What to produce
Please summarize the text on the UC Irvine protest trial in two sentences.

RE: Freedom of speech, under attack in the West

Irvine Muslim Students Convicted of Shouting at Israeli Ambassador

In a trial that never should have taken place, ten Muslim students at UC Irvine were convicted Friday of disrupting a speech by the Israeli ambassador on campus last spring.

The twelve-person jury deliberated for two days before agreeing with the prosecutor that coordinated shouts of protest against Israeli policy had violated a law against disrupting public meetings. The students and their supporters argued that they had exercised their freedom of speech, that Ambassador Michael Oren’s talk had been delayed only briefly and that the students were prosecuted because they were Muslims.

The judge sentenced the students to fifty-six hours of community service and up to three years of probation. The students were found guilty of two misdemeanors, including one conspiracy charge for planning their protest.

Oren appeared on campus (where I teach history) in February 2010. As Oren began his speech, a student stood up and shouted “Michael Oren, propagating murder is not an expression of free speech!” Police removed him from the room, and then another rose and shouted at Oren, “You, sir, are an accomplice to genocide!” He was removed, and nine more followed. A total of eleven were arrested. (One pled guilty to reduced charges, so only ten went to trial.) The longest interruption, defense attorneys told the jury, lasted only eight seconds, and the total amount of time taken up by the eleven statements—combined—was roughly one minute.




shows supporters of the ambassador in the audience also shouting, further delaying the proceedings, but they were not removed, arrested or put on trial. The ambassador went on to deliver his speech after a delay of about twenty minutes.

Excerpted records
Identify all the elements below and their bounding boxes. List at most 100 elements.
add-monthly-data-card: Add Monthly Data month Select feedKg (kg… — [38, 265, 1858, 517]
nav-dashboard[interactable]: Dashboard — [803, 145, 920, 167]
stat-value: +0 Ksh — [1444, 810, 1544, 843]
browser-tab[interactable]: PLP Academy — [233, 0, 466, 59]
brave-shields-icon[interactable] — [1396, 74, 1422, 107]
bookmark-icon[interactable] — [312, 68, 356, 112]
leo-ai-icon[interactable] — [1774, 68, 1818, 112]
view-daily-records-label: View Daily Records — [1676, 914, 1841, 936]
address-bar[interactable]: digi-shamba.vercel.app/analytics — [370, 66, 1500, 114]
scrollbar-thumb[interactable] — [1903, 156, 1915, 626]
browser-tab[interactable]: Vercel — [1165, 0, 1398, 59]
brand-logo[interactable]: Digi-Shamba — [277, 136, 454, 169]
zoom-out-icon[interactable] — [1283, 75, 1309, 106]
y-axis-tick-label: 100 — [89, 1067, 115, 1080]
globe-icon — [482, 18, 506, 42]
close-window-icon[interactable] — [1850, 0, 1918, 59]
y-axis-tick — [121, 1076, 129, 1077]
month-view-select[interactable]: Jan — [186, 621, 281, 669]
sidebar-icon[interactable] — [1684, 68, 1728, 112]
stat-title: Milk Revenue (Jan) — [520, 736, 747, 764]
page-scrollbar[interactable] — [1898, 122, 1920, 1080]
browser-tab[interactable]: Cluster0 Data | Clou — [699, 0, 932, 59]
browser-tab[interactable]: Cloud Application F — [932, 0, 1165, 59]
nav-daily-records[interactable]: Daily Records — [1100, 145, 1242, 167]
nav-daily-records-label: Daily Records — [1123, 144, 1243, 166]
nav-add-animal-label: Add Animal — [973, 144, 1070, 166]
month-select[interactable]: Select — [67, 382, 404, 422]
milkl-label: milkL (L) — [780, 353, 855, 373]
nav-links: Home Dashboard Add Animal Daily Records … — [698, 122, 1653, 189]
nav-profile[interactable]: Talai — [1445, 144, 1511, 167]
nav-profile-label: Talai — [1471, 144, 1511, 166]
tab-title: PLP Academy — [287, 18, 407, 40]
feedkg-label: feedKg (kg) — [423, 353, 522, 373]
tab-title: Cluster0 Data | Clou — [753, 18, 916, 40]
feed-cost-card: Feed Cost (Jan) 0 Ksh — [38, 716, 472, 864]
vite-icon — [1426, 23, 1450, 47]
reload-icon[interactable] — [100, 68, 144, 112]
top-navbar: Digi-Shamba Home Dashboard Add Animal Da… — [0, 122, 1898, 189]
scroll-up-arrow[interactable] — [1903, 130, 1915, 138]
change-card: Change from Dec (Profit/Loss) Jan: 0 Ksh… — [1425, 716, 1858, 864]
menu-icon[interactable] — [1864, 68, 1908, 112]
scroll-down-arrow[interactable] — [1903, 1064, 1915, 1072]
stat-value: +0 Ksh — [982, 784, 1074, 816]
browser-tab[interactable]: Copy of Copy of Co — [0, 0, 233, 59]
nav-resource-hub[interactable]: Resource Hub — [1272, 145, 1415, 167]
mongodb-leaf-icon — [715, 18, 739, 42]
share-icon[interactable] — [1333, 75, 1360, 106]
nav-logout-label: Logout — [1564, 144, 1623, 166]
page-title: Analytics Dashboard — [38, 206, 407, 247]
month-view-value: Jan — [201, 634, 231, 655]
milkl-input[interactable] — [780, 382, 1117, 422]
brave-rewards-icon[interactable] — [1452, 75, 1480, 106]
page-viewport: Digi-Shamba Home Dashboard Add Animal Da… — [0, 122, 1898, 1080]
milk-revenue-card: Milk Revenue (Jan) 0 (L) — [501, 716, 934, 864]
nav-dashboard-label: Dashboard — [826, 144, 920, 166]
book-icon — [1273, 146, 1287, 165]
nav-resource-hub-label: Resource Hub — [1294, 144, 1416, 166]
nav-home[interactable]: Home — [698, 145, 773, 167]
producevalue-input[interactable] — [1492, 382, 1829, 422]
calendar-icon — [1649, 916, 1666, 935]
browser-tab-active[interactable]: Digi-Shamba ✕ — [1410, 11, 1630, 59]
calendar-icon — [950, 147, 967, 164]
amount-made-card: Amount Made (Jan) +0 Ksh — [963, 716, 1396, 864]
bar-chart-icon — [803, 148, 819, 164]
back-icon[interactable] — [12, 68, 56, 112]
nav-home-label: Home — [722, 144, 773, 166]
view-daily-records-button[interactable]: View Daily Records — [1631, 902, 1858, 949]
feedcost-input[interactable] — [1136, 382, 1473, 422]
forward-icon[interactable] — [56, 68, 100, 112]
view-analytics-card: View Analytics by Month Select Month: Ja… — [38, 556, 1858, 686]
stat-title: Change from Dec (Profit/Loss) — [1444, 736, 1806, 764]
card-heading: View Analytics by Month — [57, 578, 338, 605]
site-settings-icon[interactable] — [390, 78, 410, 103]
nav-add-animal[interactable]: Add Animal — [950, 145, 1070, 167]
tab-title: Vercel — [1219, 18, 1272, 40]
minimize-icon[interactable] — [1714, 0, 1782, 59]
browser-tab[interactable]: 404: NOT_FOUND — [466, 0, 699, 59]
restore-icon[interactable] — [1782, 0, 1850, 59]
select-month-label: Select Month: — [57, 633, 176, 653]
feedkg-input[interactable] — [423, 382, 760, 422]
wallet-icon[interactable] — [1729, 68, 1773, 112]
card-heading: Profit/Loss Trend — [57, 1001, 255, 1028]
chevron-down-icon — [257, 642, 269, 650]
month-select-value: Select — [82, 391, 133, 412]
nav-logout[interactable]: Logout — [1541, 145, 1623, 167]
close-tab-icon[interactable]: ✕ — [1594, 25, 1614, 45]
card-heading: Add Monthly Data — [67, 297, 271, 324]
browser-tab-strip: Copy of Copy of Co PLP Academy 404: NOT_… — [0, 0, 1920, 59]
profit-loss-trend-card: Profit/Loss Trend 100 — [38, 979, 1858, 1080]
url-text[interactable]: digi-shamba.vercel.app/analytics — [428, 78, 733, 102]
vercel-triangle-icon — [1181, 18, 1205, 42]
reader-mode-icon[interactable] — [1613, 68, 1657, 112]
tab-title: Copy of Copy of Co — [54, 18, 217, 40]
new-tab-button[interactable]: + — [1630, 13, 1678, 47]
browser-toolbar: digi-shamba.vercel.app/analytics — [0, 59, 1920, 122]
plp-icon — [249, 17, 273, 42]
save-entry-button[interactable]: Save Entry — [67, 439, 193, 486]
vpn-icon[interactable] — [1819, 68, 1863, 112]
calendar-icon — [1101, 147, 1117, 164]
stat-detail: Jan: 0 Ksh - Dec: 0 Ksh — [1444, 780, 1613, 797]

Task answer
Ten Muslim students at UC Irvine were convicted of disrupting a February 2010 campus speech by Israeli Ambassador Michael Oren, during which eleven students took turns shouting protests and were removed and arrested, and the ten were sentenced to fifty-six hours of community service and up to three years of probation. The students argued that they had exercised their freedom of speech, that the talk had been delayed only briefly and that they were prosecuted because they were Muslims, while defense attorneys said the eleven statements combined took up roughly one minute.